>>>
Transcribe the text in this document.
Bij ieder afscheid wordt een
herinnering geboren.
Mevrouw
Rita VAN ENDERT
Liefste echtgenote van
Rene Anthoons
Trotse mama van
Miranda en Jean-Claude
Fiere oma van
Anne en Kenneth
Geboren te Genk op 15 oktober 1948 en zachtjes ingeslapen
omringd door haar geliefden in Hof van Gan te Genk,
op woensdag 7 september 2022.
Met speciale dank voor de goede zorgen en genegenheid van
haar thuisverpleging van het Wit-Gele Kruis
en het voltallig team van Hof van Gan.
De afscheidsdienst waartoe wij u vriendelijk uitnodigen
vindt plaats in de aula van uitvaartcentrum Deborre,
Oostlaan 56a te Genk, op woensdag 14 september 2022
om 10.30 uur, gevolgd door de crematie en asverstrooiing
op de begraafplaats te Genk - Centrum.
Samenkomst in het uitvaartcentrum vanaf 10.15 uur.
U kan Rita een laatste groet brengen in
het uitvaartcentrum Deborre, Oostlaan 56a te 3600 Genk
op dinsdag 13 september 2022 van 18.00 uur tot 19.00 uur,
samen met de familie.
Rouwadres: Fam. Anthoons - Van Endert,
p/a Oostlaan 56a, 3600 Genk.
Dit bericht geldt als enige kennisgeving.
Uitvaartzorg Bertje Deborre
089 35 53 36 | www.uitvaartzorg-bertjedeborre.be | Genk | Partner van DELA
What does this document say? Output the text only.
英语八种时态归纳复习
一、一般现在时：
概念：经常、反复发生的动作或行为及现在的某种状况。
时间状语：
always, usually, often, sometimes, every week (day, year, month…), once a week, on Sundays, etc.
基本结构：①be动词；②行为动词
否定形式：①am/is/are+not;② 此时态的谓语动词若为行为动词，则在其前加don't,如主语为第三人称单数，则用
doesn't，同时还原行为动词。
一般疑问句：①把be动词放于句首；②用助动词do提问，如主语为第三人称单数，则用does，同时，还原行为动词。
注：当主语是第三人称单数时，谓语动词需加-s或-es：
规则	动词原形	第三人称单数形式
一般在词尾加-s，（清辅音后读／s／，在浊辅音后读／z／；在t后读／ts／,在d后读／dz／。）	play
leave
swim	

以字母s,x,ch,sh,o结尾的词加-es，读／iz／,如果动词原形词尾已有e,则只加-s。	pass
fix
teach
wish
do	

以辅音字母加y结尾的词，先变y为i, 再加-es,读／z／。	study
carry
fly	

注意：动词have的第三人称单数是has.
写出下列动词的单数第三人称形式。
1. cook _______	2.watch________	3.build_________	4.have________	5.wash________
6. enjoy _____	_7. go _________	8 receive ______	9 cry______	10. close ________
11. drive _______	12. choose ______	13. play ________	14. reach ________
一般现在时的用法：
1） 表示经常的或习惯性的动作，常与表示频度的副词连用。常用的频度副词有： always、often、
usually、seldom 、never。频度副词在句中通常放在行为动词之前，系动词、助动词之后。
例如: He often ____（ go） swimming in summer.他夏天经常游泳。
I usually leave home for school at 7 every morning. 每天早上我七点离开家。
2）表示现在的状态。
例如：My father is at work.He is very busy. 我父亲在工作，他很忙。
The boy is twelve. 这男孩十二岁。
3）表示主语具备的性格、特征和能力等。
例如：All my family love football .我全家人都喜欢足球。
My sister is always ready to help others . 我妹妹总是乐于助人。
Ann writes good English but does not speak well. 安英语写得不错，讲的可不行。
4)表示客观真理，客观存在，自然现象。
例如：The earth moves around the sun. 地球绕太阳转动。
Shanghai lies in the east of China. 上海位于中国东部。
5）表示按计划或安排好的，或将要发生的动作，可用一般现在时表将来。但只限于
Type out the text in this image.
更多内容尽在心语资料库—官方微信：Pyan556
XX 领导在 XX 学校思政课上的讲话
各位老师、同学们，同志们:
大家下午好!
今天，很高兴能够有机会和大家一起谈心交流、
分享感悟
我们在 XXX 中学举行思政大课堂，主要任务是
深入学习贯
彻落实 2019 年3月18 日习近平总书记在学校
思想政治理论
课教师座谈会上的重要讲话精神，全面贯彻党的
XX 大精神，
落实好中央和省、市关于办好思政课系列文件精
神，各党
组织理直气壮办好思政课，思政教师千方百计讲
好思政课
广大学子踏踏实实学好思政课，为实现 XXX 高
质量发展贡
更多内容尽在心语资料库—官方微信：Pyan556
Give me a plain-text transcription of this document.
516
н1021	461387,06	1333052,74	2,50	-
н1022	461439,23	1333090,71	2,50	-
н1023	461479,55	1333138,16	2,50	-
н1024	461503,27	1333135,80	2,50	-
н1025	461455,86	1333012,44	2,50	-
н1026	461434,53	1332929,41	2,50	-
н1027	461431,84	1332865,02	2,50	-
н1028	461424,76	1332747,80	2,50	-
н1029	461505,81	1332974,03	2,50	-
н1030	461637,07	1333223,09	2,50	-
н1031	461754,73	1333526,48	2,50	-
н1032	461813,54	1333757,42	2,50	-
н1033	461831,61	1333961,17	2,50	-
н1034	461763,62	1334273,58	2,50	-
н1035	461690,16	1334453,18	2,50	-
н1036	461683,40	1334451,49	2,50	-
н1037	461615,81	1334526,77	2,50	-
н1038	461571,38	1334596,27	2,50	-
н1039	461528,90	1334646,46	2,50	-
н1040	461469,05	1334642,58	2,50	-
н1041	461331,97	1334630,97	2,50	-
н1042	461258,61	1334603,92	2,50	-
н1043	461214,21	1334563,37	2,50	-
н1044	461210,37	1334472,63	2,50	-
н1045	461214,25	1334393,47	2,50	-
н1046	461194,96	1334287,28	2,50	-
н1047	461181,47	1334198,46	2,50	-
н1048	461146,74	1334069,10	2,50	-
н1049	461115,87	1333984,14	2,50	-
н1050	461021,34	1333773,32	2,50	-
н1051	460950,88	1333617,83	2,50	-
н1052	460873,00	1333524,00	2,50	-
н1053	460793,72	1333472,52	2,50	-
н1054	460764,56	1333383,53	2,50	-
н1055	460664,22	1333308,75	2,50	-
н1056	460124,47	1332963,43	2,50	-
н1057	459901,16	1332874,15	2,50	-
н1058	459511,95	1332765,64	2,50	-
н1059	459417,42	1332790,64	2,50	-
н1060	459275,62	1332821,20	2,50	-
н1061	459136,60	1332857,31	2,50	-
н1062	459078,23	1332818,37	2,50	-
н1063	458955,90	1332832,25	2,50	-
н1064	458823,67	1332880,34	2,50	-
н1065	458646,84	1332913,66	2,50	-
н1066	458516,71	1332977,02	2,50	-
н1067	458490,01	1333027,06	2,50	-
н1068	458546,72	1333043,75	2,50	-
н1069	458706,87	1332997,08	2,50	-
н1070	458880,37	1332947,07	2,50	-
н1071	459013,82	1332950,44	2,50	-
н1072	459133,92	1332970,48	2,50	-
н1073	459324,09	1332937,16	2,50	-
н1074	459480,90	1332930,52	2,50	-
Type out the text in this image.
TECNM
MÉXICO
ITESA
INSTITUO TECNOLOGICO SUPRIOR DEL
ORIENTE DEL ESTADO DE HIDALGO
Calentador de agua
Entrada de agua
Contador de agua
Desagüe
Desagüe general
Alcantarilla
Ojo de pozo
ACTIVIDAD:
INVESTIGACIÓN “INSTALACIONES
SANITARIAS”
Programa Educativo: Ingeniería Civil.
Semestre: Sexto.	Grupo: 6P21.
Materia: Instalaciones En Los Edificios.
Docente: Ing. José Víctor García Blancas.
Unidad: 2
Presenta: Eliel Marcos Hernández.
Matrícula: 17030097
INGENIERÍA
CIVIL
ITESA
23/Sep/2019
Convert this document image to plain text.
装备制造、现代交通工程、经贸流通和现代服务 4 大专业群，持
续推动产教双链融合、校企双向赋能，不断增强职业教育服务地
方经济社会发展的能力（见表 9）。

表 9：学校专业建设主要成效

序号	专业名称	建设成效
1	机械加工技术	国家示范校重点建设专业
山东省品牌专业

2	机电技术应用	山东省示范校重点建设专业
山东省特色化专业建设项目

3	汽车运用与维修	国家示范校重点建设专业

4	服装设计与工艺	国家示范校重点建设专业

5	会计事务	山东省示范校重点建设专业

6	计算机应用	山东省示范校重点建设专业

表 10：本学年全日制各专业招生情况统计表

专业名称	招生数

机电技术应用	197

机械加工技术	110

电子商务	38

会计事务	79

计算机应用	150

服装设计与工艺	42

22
<<<
- PROMPT
Copy each line of the listing in which the word "Anthoons" can be found.

- SOLVED EXERCISE
Rene Anthoons
Rouwadres: Fam. Anthoons - Van Endert,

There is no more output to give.